#### [Task to complete]
List the lines of this listing that hold the word "arrow".

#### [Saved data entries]
══════════
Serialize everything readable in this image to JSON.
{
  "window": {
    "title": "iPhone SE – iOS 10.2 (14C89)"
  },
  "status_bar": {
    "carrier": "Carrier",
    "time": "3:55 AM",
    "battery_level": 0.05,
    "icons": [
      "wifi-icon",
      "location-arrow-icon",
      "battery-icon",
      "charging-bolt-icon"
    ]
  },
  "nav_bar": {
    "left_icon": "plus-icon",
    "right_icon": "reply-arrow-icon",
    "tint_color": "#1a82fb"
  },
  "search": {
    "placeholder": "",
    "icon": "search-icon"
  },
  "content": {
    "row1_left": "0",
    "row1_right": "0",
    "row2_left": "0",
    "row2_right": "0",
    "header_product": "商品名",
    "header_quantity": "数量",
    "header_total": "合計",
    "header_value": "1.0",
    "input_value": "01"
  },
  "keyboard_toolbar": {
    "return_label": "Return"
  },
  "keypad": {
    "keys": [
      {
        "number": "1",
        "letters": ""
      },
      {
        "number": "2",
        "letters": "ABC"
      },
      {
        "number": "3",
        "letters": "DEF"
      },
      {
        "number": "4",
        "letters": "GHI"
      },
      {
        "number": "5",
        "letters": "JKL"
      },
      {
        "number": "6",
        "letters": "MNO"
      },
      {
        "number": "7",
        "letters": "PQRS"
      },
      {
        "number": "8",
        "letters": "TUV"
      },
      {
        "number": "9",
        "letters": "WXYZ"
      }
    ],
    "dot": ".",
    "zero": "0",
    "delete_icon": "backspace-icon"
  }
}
══════════
#### [Solution to the problem]
      "location-arrow-icon",
    "right_icon": "reply-arrow-icon",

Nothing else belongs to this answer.